» DIRECTIONS FOR THIS TASK
Recast all the rows below as a numbered list, leaving out any blank lines.

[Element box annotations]
::::

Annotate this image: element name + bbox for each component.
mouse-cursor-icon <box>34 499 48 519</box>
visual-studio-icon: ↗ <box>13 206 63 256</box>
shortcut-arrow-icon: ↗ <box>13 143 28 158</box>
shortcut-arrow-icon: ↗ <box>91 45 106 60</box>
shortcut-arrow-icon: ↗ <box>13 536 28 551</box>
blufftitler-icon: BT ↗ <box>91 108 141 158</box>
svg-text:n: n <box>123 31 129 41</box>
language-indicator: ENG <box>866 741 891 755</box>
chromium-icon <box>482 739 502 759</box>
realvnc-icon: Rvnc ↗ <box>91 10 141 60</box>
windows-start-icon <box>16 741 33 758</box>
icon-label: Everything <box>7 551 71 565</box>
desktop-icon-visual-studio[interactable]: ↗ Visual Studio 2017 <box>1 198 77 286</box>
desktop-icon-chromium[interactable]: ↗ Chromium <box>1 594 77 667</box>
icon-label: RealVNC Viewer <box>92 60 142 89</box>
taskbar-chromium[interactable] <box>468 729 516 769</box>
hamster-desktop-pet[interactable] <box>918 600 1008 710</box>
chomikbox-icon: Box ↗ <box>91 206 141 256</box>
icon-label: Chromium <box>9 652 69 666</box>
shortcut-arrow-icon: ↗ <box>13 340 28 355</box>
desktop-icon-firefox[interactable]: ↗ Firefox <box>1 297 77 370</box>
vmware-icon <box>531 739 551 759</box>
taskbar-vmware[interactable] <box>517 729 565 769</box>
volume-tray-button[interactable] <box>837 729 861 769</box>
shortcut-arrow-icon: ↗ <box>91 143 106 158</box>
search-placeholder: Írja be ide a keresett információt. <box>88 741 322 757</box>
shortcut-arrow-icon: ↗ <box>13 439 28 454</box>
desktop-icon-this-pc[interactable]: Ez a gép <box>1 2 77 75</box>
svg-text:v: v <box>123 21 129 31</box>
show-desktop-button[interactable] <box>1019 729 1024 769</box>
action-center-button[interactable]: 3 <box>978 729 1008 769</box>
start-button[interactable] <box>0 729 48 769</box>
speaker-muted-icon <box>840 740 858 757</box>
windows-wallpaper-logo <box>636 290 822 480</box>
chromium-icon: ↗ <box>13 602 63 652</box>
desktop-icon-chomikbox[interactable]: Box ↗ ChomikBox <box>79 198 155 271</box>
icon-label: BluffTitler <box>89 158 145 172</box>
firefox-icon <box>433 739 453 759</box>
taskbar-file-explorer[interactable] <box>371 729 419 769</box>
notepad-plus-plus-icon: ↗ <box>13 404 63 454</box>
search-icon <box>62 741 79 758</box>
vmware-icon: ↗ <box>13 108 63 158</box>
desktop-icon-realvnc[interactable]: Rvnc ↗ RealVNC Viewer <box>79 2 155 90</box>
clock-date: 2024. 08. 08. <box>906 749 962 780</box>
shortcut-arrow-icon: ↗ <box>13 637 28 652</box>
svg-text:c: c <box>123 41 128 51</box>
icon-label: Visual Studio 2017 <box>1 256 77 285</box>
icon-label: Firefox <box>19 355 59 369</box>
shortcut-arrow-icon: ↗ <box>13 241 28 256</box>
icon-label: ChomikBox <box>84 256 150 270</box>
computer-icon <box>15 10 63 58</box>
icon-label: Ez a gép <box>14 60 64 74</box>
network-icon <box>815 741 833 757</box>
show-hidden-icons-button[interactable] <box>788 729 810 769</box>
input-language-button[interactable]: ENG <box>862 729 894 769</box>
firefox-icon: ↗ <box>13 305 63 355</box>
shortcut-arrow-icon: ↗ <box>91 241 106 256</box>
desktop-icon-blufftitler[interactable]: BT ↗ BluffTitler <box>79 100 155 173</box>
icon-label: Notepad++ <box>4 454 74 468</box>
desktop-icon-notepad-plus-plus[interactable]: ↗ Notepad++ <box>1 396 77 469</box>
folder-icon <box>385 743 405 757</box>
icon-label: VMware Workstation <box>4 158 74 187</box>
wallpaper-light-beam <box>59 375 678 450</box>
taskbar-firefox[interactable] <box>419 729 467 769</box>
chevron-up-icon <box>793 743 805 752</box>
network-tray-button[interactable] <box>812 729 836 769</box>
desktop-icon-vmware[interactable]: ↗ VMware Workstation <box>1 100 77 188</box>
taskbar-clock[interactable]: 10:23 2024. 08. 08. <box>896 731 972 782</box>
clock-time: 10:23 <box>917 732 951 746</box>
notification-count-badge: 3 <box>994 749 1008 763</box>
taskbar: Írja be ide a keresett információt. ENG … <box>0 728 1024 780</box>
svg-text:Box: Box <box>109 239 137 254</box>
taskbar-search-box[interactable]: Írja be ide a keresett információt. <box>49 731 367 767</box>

::::

» THE OUTPUT
1. Annotate this image: element name + bbox for each component.
2. mouse-cursor-icon <box>34 499 48 519</box>
3. visual-studio-icon: ↗ <box>13 206 63 256</box>
4. shortcut-arrow-icon: ↗ <box>13 143 28 158</box>
5. shortcut-arrow-icon: ↗ <box>91 45 106 60</box>
6. shortcut-arrow-icon: ↗ <box>13 536 28 551</box>
7. blufftitler-icon: BT ↗ <box>91 108 141 158</box>
8. svg-text:n: n <box>123 31 129 41</box>
9. language-indicator: ENG <box>866 741 891 755</box>
10. chromium-icon <box>482 739 502 759</box>
11. realvnc-icon: Rvnc ↗ <box>91 10 141 60</box>
12. windows-start-icon <box>16 741 33 758</box>
13. icon-label: Everything <box>7 551 71 565</box>
14. desktop-icon-visual-studio[interactable]: ↗ Visual Studio 2017 <box>1 198 77 286</box>
15. desktop-icon-chromium[interactable]: ↗ Chromium <box>1 594 77 667</box>
16. icon-label: RealVNC Viewer <box>92 60 142 89</box>
17. taskbar-chromium[interactable] <box>468 729 516 769</box>
18. hamster-desktop-pet[interactable] <box>918 600 1008 710</box>
19. chomikbox-icon: Box ↗ <box>91 206 141 256</box>
20. icon-label: Chromium <box>9 652 69 666</box>
21. shortcut-arrow-icon: ↗ <box>13 340 28 355</box>
22. desktop-icon-firefox[interactable]: ↗ Firefox <box>1 297 77 370</box>
23. vmware-icon <box>531 739 551 759</box>
24. taskbar-vmware[interactable] <box>517 729 565 769</box>
25. volume-tray-button[interactable] <box>837 729 861 769</box>
26. shortcut-arrow-icon: ↗ <box>91 143 106 158</box>
27. search-placeholder: Írja be ide a keresett információt. <box>88 741 322 757</box>
28. shortcut-arrow-icon: ↗ <box>13 439 28 454</box>
29. desktop-icon-this-pc[interactable]: Ez a gép <box>1 2 77 75</box>
30. svg-text:v: v <box>123 21 129 31</box>
31. show-desktop-button[interactable] <box>1019 729 1024 769</box>
32. action-center-button[interactable]: 3 <box>978 729 1008 769</box>
33. start-button[interactable] <box>0 729 48 769</box>
34. speaker-muted-icon <box>840 740 858 757</box>
35. windows-wallpaper-logo <box>636 290 822 480</box>
36. chromium-icon: ↗ <box>13 602 63 652</box>
37. desktop-icon-chomikbox[interactable]: Box ↗ ChomikBox <box>79 198 155 271</box>
38. icon-label: BluffTitler <box>89 158 145 172</box>
39. firefox-icon <box>433 739 453 759</box>
40. taskbar-file-explorer[interactable] <box>371 729 419 769</box>
41. notepad-plus-plus-icon: ↗ <box>13 404 63 454</box>
42. search-icon <box>62 741 79 758</box>
43. vmware-icon: ↗ <box>13 108 63 158</box>
44. desktop-icon-realvnc[interactable]: Rvnc ↗ RealVNC Viewer <box>79 2 155 90</box>
45. clock-date: 2024. 08. 08. <box>906 749 962 780</box>
46. shortcut-arrow-icon: ↗ <box>13 637 28 652</box>
47. svg-text:c: c <box>123 41 128 51</box>
48. icon-label: Visual Studio 2017 <box>1 256 77 285</box>
49. icon-label: Firefox <box>19 355 59 369</box>
50. shortcut-arrow-icon: ↗ <box>13 241 28 256</box>
51. icon-label: ChomikBox <box>84 256 150 270</box>
52. computer-icon <box>15 10 63 58</box>
53. icon-label: Ez a gép <box>14 60 64 74</box>
54. network-icon <box>815 741 833 757</box>
55. show-hidden-icons-button[interactable] <box>788 729 810 769</box>
56. input-language-button[interactable]: ENG <box>862 729 894 769</box>
57. firefox-icon: ↗ <box>13 305 63 355</box>
58. shortcut-arrow-icon: ↗ <box>91 241 106 256</box>
59. desktop-icon-blufftitler[interactable]: BT ↗ BluffTitler <box>79 100 155 173</box>
60. icon-label: Notepad++ <box>4 454 74 468</box>
61. desktop-icon-notepad-plus-plus[interactable]: ↗ Notepad++ <box>1 396 77 469</box>
62. folder-icon <box>385 743 405 757</box>
63. icon-label: VMware Workstation <box>4 158 74 187</box>
64. wallpaper-light-beam <box>59 375 678 450</box>
65. taskbar-firefox[interactable] <box>419 729 467 769</box>
66. chevron-up-icon <box>793 743 805 752</box>
67. network-tray-button[interactable] <box>812 729 836 769</box>
68. desktop-icon-vmware[interactable]: ↗ VMware Workstation <box>1 100 77 188</box>
69. taskbar-clock[interactable]: 10:23 2024. 08. 08. <box>896 731 972 782</box>
70. clock-time: 10:23 <box>917 732 951 746</box>
71. notification-count-badge: 3 <box>994 749 1008 763</box>
72. taskbar: Írja be ide a keresett információt. ENG … <box>0 728 1024 780</box>
73. svg-text:Box: Box <box>109 239 137 254</box>
74. taskbar-search-box[interactable]: Írja be ide a keresett információt. <box>49 731 367 767</box>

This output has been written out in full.